### [EXERCISE INSTRUCTIONS]
Select and copy out every line in the records containing "icon".

### [INPUT ROWS]
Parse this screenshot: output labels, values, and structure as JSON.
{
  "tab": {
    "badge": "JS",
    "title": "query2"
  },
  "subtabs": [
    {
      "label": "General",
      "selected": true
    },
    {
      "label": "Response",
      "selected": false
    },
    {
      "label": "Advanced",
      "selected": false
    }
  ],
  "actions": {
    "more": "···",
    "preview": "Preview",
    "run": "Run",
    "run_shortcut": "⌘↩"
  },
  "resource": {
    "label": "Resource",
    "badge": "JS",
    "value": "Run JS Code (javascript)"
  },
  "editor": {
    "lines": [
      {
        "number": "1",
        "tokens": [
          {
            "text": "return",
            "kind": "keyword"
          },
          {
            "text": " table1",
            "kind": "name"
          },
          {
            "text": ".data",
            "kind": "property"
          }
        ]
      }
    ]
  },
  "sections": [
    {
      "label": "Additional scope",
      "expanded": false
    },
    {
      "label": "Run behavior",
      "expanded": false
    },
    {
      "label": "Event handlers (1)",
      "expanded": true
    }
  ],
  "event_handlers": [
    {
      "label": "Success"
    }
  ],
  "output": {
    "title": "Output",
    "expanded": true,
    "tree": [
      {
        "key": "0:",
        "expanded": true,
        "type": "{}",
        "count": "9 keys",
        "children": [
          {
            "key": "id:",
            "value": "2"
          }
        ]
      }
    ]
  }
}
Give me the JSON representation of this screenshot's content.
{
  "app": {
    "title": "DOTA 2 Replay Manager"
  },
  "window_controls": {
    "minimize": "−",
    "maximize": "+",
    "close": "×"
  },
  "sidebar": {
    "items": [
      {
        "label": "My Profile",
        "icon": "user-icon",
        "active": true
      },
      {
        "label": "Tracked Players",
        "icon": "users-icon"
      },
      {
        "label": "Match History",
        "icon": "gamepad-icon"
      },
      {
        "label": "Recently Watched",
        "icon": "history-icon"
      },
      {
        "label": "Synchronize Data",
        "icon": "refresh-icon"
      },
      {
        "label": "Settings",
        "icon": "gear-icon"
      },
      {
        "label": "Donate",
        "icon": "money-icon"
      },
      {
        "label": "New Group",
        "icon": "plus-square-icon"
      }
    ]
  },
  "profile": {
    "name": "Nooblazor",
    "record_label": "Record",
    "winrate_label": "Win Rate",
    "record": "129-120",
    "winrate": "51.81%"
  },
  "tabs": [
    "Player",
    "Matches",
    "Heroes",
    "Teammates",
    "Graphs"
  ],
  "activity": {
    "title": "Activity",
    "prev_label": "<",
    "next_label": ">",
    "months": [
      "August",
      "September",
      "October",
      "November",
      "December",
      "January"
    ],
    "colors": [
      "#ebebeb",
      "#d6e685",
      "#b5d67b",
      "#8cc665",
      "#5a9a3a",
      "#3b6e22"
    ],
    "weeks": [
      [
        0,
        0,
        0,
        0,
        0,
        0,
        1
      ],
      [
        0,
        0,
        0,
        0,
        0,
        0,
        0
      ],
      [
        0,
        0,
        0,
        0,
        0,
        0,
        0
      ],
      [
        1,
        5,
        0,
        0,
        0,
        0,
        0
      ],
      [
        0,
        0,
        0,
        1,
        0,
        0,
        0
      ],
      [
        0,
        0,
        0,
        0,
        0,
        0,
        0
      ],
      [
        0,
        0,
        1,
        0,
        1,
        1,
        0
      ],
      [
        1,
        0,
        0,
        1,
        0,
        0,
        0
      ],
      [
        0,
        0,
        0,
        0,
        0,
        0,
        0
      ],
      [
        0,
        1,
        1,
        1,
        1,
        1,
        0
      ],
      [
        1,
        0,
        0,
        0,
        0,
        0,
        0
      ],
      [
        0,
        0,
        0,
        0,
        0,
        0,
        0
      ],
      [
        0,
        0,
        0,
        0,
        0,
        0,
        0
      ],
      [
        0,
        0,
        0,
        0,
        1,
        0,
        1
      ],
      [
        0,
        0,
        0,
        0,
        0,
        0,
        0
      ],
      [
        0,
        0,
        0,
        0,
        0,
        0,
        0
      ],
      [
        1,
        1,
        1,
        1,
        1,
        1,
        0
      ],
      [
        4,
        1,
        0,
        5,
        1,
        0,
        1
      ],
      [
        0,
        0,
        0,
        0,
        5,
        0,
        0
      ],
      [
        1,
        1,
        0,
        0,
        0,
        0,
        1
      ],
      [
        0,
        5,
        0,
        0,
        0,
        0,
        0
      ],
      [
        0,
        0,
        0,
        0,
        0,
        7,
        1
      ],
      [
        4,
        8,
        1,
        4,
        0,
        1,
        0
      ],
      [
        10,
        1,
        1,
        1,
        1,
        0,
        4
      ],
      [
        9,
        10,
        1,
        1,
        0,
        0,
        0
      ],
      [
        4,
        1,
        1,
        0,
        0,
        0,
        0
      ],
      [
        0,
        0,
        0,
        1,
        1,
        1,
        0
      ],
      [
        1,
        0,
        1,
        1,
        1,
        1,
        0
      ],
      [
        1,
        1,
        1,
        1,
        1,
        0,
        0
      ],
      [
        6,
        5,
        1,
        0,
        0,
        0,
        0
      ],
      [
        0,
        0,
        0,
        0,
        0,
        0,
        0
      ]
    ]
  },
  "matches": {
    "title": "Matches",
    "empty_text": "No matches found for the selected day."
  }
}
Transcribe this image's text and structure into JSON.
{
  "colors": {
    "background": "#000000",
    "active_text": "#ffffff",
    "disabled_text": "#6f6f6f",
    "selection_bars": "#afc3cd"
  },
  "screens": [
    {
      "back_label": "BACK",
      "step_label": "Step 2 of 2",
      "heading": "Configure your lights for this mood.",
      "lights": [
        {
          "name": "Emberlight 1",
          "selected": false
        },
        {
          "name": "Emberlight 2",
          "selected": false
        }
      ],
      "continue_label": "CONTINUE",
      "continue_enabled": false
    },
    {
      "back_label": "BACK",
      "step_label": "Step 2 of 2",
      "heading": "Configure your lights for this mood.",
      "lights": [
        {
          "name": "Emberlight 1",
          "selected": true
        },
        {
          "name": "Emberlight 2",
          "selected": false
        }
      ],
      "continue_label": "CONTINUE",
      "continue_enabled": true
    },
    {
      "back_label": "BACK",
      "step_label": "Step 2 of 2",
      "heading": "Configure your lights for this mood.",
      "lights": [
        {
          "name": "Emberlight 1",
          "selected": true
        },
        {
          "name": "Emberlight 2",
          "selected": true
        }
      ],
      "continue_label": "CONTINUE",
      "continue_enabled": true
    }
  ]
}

### [CORRECT ANSWER]
        "icon": "user-icon",
        "icon": "users-icon"
        "icon": "gamepad-icon"
        "icon": "history-icon"
        "icon": "refresh-icon"
        "icon": "gear-icon"
        "icon": "money-icon"
        "icon": "plus-square-icon"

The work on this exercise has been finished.